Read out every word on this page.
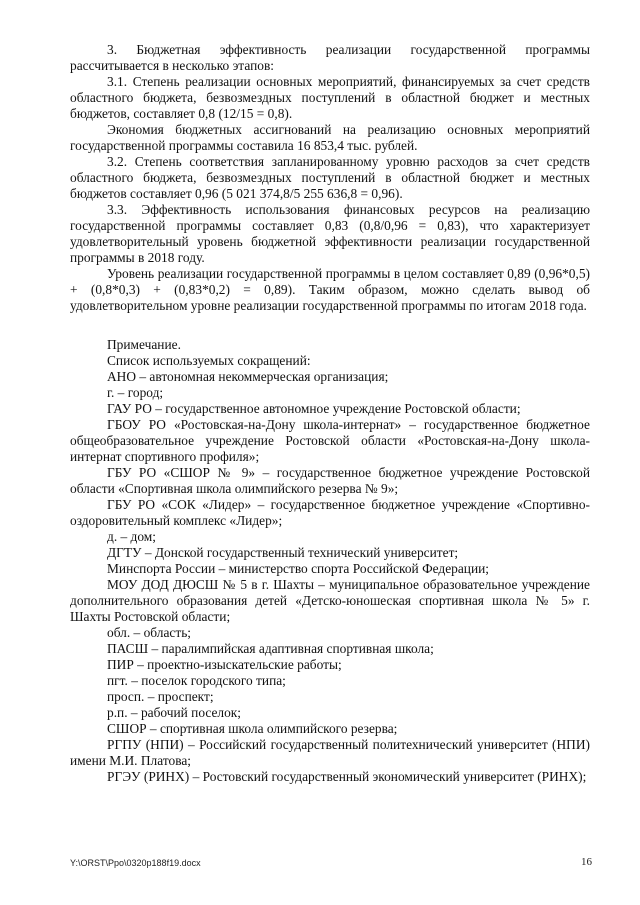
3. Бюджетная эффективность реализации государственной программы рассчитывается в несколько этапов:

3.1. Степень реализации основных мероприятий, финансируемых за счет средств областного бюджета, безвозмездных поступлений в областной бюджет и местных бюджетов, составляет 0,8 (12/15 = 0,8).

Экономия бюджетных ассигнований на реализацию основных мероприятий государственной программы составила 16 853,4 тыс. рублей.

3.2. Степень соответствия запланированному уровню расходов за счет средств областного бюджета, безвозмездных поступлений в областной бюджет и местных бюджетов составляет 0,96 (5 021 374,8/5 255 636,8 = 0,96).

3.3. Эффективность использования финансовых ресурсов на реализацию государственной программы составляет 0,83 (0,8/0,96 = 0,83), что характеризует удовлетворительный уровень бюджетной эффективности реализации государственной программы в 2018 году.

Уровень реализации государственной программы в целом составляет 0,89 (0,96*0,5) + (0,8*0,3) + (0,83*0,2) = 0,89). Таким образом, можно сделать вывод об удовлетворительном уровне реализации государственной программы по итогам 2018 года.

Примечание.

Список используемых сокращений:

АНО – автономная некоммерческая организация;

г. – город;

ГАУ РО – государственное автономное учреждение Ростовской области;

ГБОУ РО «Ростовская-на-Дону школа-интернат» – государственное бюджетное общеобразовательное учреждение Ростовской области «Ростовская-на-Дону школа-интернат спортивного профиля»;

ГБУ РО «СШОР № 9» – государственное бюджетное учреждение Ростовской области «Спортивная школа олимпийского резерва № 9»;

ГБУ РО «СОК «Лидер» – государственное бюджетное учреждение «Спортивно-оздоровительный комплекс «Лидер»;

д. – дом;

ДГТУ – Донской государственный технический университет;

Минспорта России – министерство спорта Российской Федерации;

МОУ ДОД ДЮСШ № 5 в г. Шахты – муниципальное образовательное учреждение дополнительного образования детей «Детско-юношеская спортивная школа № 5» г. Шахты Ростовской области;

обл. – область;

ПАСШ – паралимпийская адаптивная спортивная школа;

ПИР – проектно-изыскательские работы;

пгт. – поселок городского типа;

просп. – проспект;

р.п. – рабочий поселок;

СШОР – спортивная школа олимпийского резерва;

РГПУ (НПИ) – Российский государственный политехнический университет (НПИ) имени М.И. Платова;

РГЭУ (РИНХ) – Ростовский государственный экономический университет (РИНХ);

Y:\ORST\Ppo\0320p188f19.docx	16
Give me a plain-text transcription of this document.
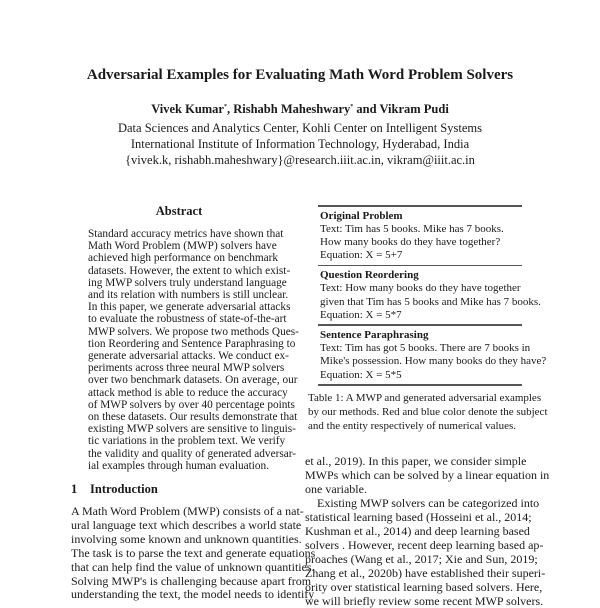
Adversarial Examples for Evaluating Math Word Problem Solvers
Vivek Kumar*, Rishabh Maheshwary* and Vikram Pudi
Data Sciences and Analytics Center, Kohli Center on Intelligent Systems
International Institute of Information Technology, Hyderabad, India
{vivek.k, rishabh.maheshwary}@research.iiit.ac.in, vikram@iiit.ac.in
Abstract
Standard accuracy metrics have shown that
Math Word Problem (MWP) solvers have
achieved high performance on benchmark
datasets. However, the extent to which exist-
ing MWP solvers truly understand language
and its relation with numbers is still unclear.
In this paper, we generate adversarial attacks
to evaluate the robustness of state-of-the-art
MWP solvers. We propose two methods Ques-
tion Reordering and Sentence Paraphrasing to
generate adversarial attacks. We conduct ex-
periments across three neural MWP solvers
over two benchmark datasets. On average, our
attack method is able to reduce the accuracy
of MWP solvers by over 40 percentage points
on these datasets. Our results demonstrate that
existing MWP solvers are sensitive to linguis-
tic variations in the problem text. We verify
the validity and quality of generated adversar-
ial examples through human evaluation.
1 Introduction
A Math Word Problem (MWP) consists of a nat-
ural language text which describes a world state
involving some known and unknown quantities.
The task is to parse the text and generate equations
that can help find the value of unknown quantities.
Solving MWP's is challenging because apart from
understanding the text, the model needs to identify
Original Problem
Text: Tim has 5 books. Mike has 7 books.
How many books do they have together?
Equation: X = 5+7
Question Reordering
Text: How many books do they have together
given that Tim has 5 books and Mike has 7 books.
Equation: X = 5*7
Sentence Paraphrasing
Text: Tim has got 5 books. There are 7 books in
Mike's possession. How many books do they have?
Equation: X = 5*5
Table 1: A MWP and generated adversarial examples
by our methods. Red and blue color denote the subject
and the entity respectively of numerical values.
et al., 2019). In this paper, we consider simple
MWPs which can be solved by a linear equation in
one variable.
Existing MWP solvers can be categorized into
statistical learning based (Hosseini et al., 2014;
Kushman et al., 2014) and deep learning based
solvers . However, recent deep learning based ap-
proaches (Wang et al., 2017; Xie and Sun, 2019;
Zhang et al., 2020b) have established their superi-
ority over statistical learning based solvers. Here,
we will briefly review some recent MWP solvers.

——————

→ **DIRECTIONS**: Report back each line of the entries that holds the string "statistical".

→ **WRITTEN ANSWER**:
statistical learning based (Hosseini et al., 2014;
ority over statistical learning based solvers. Here,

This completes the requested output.